# WHAT TO PRODUCE:
Find the lines that contain the word "this" and copy each one.

Stored entries
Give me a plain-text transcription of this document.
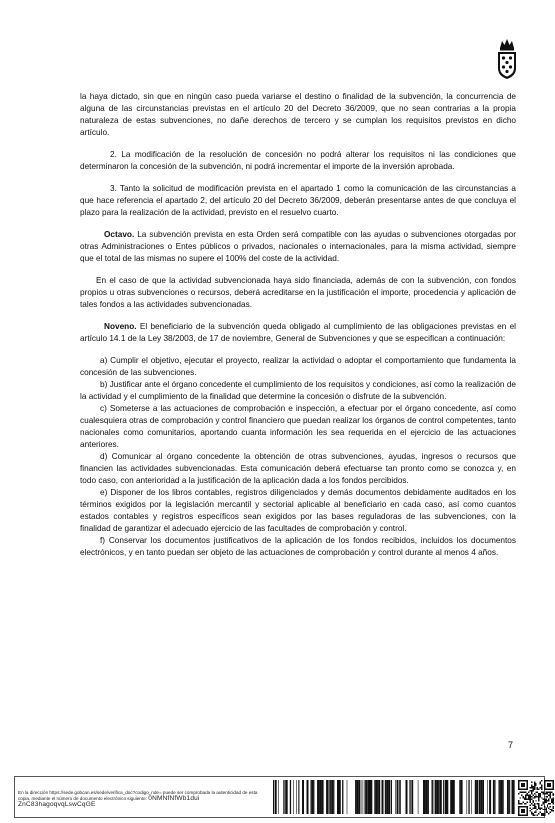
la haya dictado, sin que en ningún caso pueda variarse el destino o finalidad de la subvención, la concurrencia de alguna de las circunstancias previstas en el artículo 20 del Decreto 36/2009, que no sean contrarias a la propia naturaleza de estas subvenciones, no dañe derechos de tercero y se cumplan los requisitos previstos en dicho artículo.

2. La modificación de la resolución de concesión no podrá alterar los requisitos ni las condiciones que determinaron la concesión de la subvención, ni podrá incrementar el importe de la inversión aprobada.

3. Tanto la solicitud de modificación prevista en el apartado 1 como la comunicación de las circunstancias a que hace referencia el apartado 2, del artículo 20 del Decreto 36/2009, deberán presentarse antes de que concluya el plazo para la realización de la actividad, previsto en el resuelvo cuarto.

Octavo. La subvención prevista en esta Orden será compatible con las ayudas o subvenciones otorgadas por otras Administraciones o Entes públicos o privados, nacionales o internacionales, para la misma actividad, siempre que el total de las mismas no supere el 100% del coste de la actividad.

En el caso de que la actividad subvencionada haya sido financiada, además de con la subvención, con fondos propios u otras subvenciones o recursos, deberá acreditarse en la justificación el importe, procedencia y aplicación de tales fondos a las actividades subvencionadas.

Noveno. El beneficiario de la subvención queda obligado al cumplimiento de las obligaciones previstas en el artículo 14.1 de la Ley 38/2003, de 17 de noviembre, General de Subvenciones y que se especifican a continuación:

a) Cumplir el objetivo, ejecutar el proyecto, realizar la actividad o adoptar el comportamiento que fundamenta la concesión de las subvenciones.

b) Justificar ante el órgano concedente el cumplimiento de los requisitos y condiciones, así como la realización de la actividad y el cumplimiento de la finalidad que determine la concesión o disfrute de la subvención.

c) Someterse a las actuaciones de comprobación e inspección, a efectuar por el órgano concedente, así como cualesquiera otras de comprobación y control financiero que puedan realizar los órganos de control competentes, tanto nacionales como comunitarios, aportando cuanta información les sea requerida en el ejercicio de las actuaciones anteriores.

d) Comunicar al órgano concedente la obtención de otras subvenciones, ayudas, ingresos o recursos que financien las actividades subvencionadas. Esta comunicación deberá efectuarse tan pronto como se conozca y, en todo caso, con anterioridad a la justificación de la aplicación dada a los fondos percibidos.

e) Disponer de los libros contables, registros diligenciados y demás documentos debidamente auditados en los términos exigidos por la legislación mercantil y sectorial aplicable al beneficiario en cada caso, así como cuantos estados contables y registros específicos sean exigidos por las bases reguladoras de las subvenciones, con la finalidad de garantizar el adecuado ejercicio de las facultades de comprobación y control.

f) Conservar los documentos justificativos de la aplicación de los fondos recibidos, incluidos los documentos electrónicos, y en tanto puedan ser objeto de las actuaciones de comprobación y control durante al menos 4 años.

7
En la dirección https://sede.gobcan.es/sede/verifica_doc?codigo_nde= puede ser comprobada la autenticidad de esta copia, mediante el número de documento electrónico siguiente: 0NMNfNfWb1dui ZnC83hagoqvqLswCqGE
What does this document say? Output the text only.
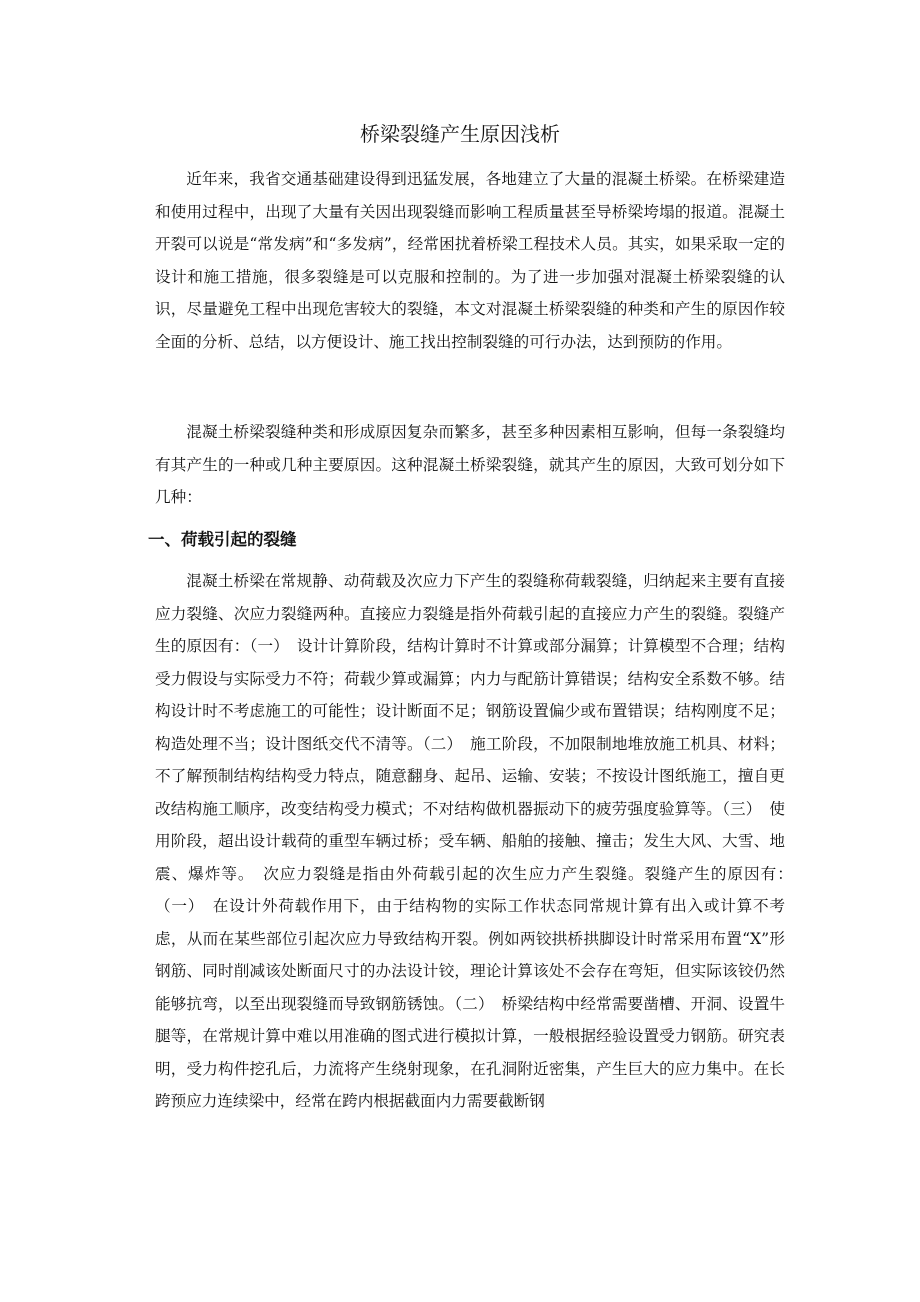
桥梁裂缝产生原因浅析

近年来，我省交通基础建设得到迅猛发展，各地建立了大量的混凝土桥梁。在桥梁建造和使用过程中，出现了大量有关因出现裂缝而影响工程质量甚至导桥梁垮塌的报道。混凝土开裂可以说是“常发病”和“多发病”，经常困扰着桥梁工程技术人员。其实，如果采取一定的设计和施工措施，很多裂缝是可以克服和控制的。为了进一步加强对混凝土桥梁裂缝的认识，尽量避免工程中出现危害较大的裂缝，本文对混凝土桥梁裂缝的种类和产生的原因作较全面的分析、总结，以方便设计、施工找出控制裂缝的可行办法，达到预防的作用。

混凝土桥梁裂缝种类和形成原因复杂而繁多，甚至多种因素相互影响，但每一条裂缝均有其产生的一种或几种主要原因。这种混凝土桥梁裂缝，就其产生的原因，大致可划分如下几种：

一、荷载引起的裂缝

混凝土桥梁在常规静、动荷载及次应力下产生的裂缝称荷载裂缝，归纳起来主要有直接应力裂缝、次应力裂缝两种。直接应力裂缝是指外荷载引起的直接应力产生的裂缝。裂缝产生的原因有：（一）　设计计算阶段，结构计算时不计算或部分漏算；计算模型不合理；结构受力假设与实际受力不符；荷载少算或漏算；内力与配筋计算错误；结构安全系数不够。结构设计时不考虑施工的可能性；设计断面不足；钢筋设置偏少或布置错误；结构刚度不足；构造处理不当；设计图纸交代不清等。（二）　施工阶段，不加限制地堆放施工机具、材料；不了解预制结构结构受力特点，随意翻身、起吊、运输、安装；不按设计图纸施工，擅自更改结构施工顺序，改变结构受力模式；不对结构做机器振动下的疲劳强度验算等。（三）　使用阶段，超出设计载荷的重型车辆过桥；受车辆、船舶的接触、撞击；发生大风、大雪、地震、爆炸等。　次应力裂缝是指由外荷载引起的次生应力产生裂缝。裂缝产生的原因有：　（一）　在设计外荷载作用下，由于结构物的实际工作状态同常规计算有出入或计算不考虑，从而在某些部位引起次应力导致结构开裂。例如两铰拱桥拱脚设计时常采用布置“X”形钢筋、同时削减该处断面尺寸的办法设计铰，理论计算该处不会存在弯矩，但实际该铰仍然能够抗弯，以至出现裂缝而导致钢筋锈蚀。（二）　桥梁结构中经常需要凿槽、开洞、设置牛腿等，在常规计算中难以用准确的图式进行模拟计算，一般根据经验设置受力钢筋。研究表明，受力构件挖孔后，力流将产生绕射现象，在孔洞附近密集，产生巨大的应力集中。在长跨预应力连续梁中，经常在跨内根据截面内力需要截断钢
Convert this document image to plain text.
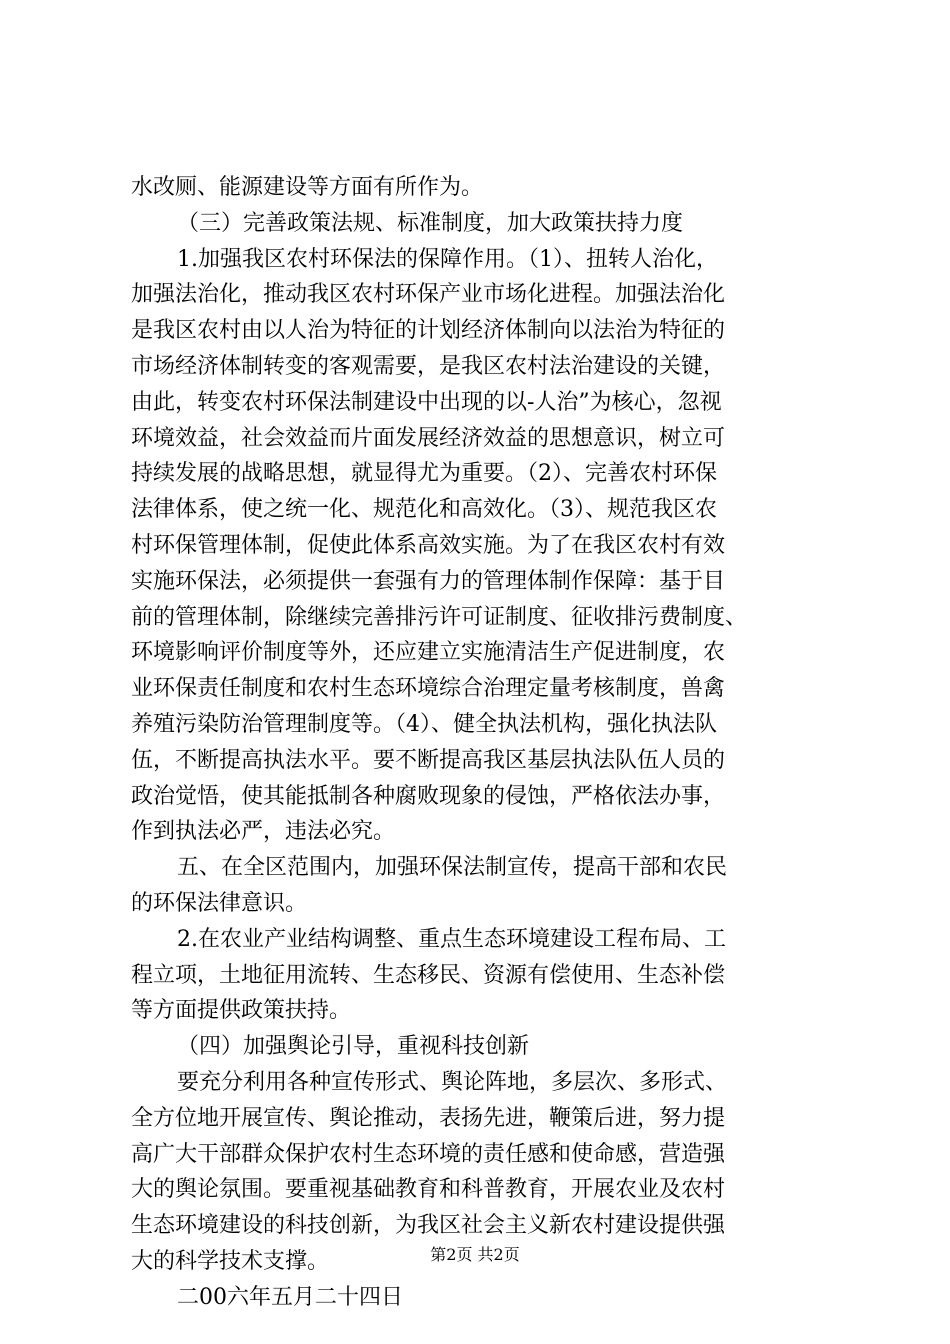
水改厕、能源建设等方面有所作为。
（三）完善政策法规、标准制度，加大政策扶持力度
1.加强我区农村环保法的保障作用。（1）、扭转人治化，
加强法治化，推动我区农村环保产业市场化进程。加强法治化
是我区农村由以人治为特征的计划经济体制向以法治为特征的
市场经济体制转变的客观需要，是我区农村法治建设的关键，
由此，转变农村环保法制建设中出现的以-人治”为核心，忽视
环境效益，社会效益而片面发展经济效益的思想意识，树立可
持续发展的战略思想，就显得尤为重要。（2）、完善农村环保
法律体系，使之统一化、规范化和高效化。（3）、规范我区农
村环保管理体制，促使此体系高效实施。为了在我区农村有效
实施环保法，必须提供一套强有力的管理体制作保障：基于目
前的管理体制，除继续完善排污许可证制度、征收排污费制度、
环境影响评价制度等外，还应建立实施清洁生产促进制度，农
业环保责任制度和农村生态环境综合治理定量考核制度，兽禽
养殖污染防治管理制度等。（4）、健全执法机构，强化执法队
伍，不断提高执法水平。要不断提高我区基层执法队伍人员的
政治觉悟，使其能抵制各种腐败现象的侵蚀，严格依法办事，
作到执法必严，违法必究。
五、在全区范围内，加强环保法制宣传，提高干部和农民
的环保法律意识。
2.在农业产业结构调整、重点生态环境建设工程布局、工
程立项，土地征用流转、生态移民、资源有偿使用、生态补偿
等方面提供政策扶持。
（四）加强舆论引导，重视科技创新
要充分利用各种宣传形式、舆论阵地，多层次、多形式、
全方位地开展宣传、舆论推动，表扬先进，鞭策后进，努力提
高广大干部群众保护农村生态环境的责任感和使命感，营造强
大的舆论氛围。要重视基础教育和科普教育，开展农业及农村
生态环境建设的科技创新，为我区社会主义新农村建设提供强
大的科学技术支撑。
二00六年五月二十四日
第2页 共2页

# FULL ANSWER:
Give me a plain-text transcription of this document.
What does this document say? Output the text only.
Convert this document image to plain text.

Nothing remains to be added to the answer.